When zealous home sellers become pests

SMART MOVES

February 21, 1993|By ELLEN JAMES MARTIN | ELLEN JAMES MARTIN,(Ellen James Martin is a columnist for The Baltimore Sun.)

He was an auditor with the IRS and was desperate to sell his Bethesda home. Indeed, he was so desperate, he became a pest.

Several times a day, he called his agent's office to ask about progress. Had there been another showing of the property? If so, what did the would-be buyer think? Would there be a contract offer coming in soon?

"It's him!" the receptionist would shout in an annoyed way every time he called the real estate office. Word that the IRS employee was phoning brought a chorus of groans from the agents there. Eventually, the auditor's photo became the target on a dart board in the office back room. Eventually, everyone in the office became so disillusioned that they stopped helping the man.

This true story illustrates the dangers of allowing your home-selling obsession to make you a pest.

"It's counterproductive to be really obnoxious because you turn people against you -- the very people you want to help you," says Robert Irwin, author of "Tips and Traps When Buying a Home," a McGraw-Hill paperback.

*

What's critical is that you balance your legitimate need for communication with the agent against the risk of making your agent feel smothered from your being overbearing.

Real estate specialists offer these pointers:

* Don't call your agent more often than is truly necessary.

You may have urgent reasons to sell. Maybe you're facing foreclosure. Maybe you have selected another house. Or maybe your company is transferring you and has made no promise it will purchase your home if you cannot sell.

**What is needed**
Revise the stretch of the column from "February 21, 1993|By" through "helping the man.", substituting "office manager" for "receptionist". Rely solely on the column above for this work.

**Dataset excerpt**

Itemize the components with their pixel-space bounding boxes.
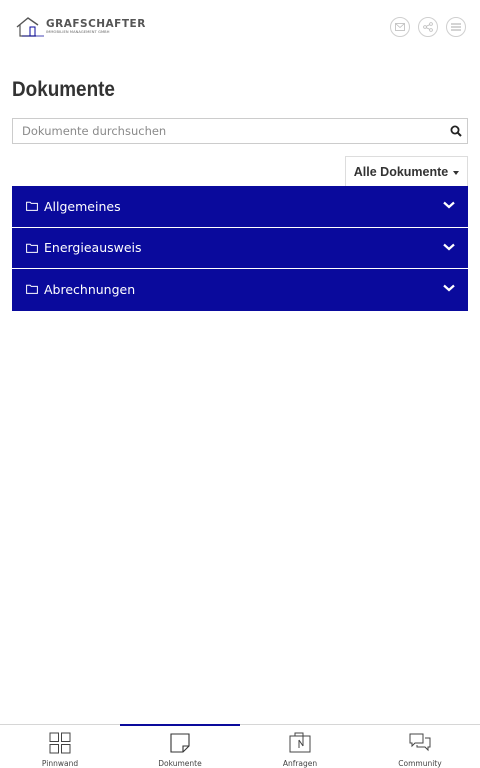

**Expected output**
February 21, 1993|By ELLEN JAMES MARTIN | ELLEN JAMES MARTIN,(Ellen James Martin is a columnist for The Baltimore Sun.)

He was an auditor with the IRS and was desperate to sell his Bethesda home. Indeed, he was so desperate, he became a pest.

Several times a day, he called his agent's office to ask about progress. Had there been another showing of the property? If so, what did the would-be buyer think? Would there be a contract offer coming in soon?

"It's him!" the office manager would shout in an annoyed way every time he called the real estate office. Word that the IRS employee was phoning brought a chorus of groans from the agents there. Eventually, the auditor's photo became the target on a dart board in the office back room. Eventually, everyone in the office became so disillusioned that they stopped helping the man.